Source extract:

Cinque Mostre

Cinque Mostre 2016: TRANSLATIO

Cinque Mostre
McKim, Mead & White Building
Via Angelo Masina, 5
Rome, Italy
Cinque Mostre 2016 - TRANSLATIO

In conjunction with the exhibition Cinque Mostre 2016 - Across the Board: Parts of a Whole, which remains on view through April 3, the American Academy in Rome presents the second of two appointments exploring the themes engaged by the exhibition. On March 17 the exhibition will be open exceptionally from 5pm to 8pm.

TRANSLATIO is a collaborative publication proceeding from artist Emily Jacir’s Via Crucis, the newly completed permanent installation commissioned by artache at the church of San Raffaele in Milan. Uniting the artist with two scholars of the Medieval Mediterranean, John Lansdowne and Christopher MacEvitt, the book illustrates the movement of objects, images, people, and place between Palestine and Italy. TRANSLATIO is published by NERO.

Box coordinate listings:
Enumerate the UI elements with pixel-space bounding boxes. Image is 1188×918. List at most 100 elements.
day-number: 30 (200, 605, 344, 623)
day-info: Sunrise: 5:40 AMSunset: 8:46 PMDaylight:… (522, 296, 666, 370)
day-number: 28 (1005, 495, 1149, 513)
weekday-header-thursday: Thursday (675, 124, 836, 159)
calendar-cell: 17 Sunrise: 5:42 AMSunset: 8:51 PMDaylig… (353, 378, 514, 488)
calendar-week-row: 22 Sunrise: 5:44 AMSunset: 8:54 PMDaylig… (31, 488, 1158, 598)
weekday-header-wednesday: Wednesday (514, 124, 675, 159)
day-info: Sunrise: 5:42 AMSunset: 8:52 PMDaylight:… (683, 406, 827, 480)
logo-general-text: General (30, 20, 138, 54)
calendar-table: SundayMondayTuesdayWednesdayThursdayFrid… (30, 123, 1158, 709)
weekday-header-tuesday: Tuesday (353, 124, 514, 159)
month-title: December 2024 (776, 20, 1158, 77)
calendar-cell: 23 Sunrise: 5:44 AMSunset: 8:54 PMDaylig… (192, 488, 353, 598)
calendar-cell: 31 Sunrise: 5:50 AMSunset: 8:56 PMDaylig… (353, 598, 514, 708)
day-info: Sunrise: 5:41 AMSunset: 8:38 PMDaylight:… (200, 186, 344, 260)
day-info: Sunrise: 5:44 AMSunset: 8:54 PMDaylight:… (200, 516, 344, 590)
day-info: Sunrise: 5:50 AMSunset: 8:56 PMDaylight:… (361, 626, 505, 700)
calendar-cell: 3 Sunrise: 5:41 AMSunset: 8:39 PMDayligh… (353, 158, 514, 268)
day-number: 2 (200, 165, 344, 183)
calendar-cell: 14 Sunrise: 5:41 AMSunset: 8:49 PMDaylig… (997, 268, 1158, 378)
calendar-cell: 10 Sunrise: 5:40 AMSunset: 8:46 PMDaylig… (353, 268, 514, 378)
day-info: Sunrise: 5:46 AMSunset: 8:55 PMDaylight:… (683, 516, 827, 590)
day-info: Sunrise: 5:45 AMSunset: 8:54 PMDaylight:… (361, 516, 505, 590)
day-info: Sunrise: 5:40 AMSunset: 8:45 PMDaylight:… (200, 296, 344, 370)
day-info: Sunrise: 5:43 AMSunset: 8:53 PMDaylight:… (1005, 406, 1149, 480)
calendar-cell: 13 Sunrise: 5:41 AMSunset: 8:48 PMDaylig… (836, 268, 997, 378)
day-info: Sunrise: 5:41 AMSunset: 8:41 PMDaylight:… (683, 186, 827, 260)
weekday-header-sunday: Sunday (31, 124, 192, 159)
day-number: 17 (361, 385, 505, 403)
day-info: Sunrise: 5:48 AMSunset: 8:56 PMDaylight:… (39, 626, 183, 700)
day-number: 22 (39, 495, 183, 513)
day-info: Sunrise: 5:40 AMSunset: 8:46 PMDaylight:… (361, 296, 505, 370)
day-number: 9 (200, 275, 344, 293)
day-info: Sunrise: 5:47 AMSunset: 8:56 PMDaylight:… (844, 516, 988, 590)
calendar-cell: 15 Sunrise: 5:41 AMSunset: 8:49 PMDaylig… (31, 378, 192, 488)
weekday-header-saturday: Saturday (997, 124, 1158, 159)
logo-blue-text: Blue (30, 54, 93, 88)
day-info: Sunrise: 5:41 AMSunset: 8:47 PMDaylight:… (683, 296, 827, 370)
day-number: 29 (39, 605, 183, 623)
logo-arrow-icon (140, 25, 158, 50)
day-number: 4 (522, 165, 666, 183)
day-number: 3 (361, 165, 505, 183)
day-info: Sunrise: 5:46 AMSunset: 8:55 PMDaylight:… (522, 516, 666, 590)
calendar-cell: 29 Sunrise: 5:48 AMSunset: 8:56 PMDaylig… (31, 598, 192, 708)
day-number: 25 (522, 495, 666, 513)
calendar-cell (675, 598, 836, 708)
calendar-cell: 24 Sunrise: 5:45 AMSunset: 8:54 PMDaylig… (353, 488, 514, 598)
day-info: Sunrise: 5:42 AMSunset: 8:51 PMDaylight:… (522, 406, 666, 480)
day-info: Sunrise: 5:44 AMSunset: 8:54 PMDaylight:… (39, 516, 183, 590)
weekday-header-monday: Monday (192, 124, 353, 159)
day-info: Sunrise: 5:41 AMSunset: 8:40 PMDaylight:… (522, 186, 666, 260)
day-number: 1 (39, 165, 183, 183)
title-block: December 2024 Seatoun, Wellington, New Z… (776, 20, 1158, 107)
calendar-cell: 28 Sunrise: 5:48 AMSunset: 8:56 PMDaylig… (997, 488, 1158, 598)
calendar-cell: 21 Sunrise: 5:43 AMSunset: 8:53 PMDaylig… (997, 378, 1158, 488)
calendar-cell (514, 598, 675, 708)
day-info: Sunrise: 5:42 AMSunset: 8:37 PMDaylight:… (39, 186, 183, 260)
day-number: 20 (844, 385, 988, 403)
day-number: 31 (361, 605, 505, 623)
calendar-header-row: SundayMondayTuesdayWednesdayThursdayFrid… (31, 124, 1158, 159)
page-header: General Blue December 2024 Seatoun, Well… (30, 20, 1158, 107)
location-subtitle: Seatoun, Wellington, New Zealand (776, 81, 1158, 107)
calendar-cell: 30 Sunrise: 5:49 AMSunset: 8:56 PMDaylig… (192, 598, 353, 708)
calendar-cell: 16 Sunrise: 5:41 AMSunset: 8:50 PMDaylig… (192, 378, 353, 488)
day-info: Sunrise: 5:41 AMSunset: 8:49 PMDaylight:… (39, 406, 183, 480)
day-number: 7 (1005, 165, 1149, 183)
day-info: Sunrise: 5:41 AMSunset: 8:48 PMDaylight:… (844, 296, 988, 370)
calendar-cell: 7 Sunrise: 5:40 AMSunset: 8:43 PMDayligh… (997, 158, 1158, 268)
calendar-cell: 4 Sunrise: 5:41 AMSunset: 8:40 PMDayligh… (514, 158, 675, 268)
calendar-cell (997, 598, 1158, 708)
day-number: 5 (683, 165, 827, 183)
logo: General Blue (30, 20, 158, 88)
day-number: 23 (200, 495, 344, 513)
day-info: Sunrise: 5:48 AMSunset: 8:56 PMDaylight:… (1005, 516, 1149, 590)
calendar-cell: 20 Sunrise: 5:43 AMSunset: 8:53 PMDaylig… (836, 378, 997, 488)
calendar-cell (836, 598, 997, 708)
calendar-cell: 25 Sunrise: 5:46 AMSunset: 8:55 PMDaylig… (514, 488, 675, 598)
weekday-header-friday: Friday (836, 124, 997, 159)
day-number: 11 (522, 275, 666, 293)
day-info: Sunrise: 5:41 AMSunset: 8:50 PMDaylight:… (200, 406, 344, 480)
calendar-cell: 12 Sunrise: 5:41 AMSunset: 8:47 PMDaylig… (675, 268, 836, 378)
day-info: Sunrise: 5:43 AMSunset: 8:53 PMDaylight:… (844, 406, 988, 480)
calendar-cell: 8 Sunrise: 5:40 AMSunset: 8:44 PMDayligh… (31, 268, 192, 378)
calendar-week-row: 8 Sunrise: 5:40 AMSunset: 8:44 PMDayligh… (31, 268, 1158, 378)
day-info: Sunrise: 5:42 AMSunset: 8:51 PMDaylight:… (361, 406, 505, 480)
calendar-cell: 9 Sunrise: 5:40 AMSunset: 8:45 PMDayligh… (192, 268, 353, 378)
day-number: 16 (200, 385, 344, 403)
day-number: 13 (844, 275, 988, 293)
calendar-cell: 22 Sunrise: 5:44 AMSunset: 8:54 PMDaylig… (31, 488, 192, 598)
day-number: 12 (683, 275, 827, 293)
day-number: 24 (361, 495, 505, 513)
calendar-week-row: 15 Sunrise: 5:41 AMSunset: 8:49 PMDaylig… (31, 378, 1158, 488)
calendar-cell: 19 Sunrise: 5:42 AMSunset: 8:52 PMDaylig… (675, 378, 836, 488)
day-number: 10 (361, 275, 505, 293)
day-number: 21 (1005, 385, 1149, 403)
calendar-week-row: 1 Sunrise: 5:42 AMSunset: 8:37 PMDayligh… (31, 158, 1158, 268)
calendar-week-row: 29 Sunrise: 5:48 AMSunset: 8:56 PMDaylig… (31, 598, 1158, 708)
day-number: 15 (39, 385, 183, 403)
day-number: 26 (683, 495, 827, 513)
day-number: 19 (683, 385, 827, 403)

Task instructions:
Answer these questions using the Cinque Mostre announcement.
1. Through what date does Across the Board: Parts of a Whole remain on view?
2. During what hours will the exhibition be open on March 17?
3. Who publishes TRANSLATIO?

Worked answer:
1. April 3
2. 5pm to 8pm
3. NERO